> **DESCRIPTION OF THE TASK**:
The entries below are to be repeated exactly as they stand.

[Data records]

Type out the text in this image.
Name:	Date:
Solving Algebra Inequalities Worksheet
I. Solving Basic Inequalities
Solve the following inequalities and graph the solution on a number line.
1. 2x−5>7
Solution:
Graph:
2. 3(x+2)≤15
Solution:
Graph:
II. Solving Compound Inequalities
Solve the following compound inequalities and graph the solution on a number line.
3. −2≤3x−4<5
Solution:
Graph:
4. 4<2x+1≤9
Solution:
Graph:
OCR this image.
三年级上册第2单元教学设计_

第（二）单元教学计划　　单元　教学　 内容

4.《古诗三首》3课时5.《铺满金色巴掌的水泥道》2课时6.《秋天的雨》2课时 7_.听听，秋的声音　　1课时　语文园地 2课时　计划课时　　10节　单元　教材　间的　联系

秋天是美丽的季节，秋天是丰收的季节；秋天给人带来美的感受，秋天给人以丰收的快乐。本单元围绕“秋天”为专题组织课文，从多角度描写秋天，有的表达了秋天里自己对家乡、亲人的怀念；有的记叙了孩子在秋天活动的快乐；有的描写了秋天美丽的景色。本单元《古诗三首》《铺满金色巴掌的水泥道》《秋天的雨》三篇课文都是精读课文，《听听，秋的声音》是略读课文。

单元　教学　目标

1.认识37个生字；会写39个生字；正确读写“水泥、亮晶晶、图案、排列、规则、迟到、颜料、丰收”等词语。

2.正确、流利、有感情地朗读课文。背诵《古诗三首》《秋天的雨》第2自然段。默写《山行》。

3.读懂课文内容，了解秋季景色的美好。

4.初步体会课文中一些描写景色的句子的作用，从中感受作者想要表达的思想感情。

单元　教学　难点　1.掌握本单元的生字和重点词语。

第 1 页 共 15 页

> **OUTPUT OF THE EXERCISE**:
Type out the text in this image.
Name:	Date:
Solving Algebra Inequalities Worksheet
I. Solving Basic Inequalities
Solve the following inequalities and graph the solution on a number line.
1. 2x−5>7
Solution:
Graph:
2. 3(x+2)≤15
Solution:
Graph:
II. Solving Compound Inequalities
Solve the following compound inequalities and graph the solution on a number line.
3. −2≤3x−4<5
Solution:
Graph:
4. 4<2x+1≤9
Solution:
Graph:
OCR this image.
三年级上册第2单元教学设计_

第（二）单元教学计划　　单元　教学　 内容

4.《古诗三首》3课时5.《铺满金色巴掌的水泥道》2课时6.《秋天的雨》2课时 7_.听听，秋的声音　　1课时　语文园地 2课时　计划课时　　10节　单元　教材　间的　联系

秋天是美丽的季节，秋天是丰收的季节；秋天给人带来美的感受，秋天给人以丰收的快乐。本单元围绕“秋天”为专题组织课文，从多角度描写秋天，有的表达了秋天里自己对家乡、亲人的怀念；有的记叙了孩子在秋天活动的快乐；有的描写了秋天美丽的景色。本单元《古诗三首》《铺满金色巴掌的水泥道》《秋天的雨》三篇课文都是精读课文，《听听，秋的声音》是略读课文。

单元　教学　目标

1.认识37个生字；会写39个生字；正确读写“水泥、亮晶晶、图案、排列、规则、迟到、颜料、丰收”等词语。

2.正确、流利、有感情地朗读课文。背诵《古诗三首》《秋天的雨》第2自然段。默写《山行》。

3.读懂课文内容，了解秋季景色的美好。

4.初步体会课文中一些描写景色的句子的作用，从中感受作者想要表达的思想感情。

单元　教学　难点　1.掌握本单元的生字和重点词语。

第 1 页 共 15 页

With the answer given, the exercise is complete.